▶ [YOUR OBJECTIVE]: In the entries below, find the lines with the word "among" and copy them.

▶ [Dataset rows]:
· · ·

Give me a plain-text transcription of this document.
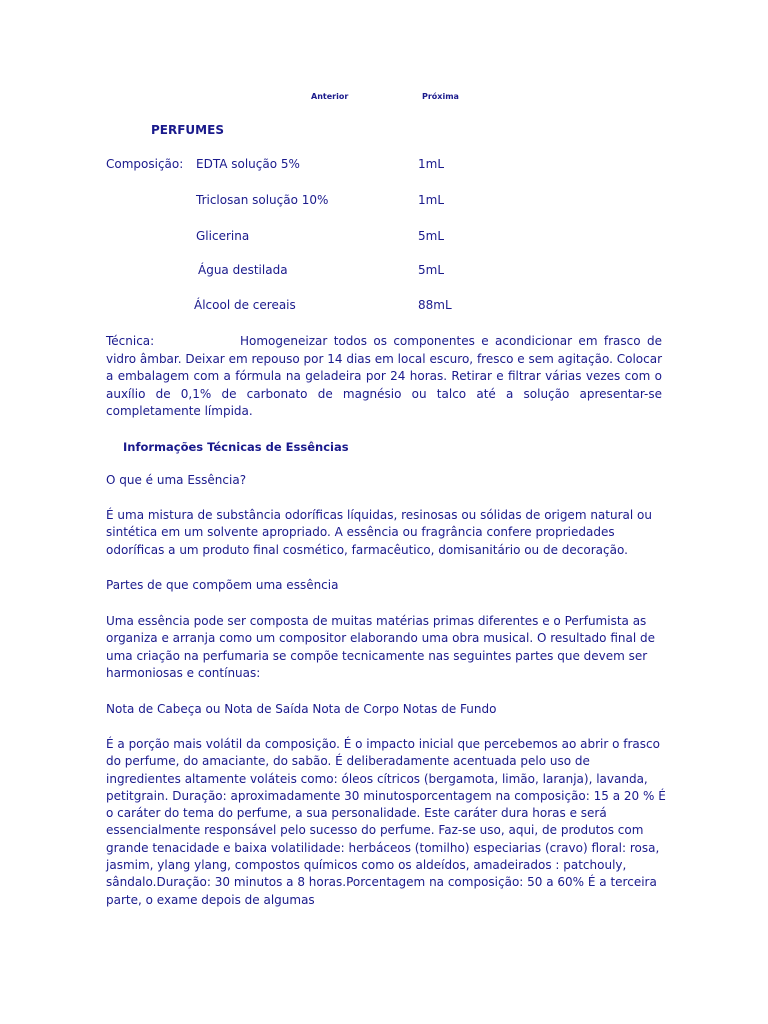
Anterior	Próxima
PERFUMES
Composição: EDTA solução 5%	1mL
Triclosan solução 10%	1mL
Glicerina	5mL
Água destilada	5mL
Álcool de cereais	88mL
Técnica:	Homogeneizar todos os componentes e acondicionar em frasco de vidro âmbar. Deixar em repouso por 14 dias em local escuro, fresco e sem agitação. Colocar a embalagem com a fórmula na geladeira por 24 horas. Retirar e filtrar várias vezes com o auxílio de 0,1% de carbonato de magnésio ou talco até a solução apresentar-se completamente límpida.
Informações Técnicas de Essências

O que é uma Essência?

É uma mistura de substância odoríficas líquidas, resinosas ou sólidas de origem natural ou sintética em um solvente apropriado. A essência ou fragrância confere propriedades odoríficas a um produto final cosmético, farmacêutico, domisanitário ou de decoração.

Partes de que compõem uma essência

Uma essência pode ser composta de muitas matérias primas diferentes e o Perfumista as organiza e arranja como um compositor elaborando uma obra musical. O resultado final de uma criação na perfumaria se compõe tecnicamente nas seguintes partes que devem ser harmoniosas e contínuas:

Nota de Cabeça ou Nota de Saída Nota de Corpo Notas de Fundo

É a porção mais volátil da composição. É o impacto inicial que percebemos ao abrir o frasco do perfume, do amaciante, do sabão. É deliberadamente acentuada pelo uso de ingredientes altamente voláteis como: óleos cítricos (bergamota, limão, laranja), lavanda, petitgrain. Duração: aproximadamente 30 minutosporcentagem na composição: 15 a 20 % É o caráter do tema do perfume, a sua personalidade. Este caráter dura horas e será essencialmente responsável pelo sucesso do perfume. Faz-se uso, aqui, de produtos com grande tenacidade e baixa volatilidade: herbáceos (tomilho) especiarias (cravo) floral: rosa, jasmim, ylang ylang, compostos químicos como os aldeídos, amadeirados : patchouly, sândalo.Duração: 30 minutos a 8 horas.Porcentagem na composição: 50 a 60% É a terceira parte, o exame depois de algumas
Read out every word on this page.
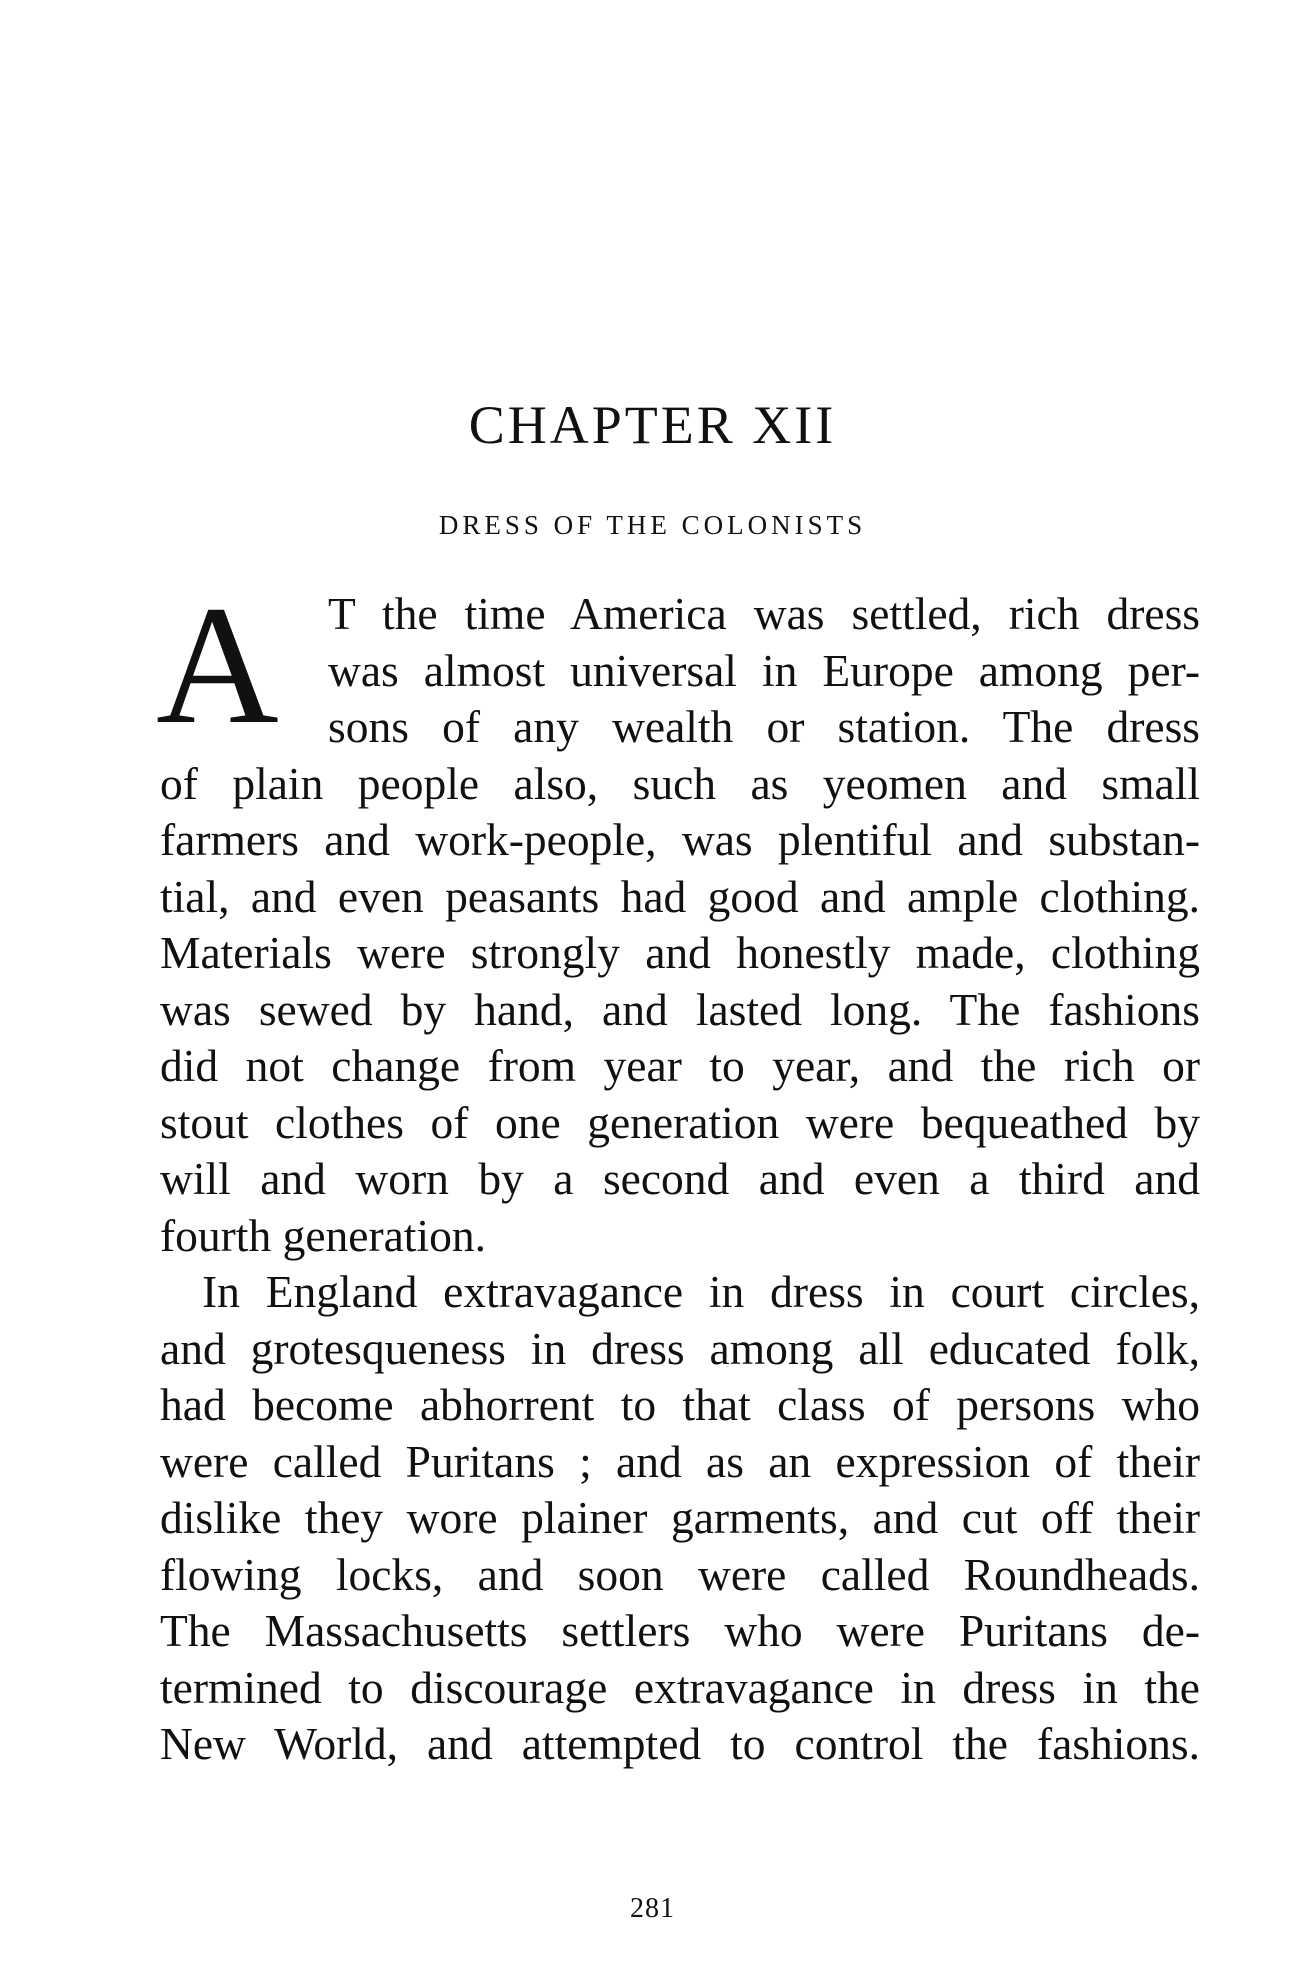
CHAPTER XII
DRESS OF THE COLONISTS
A T the time America was settled, rich dress
was almost universal in Europe among per-
sons of any wealth or station. The dress
of plain people also, such as yeomen and small
farmers and work-people, was plentiful and substan-
tial, and even peasants had good and ample clothing.
Materials were strongly and honestly made, clothing
was sewed by hand, and lasted long. The fashions
did not change from year to year, and the rich or
stout clothes of one generation were bequeathed by
will and worn by a second and even a third and
fourth generation.
In England extravagance in dress in court circles,
and grotesqueness in dress among all educated folk,
had become abhorrent to that class of persons who
were called Puritans ; and as an expression of their
dislike they wore plainer garments, and cut off their
flowing locks, and soon were called Roundheads.
The Massachusetts settlers who were Puritans de-
termined to discourage extravagance in dress in the
New World, and attempted to control the fashions.
281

· · ·

▶ [EXERCISE RESPONSE]:
was almost universal in Europe among per-
and grotesqueness in dress among all educated folk,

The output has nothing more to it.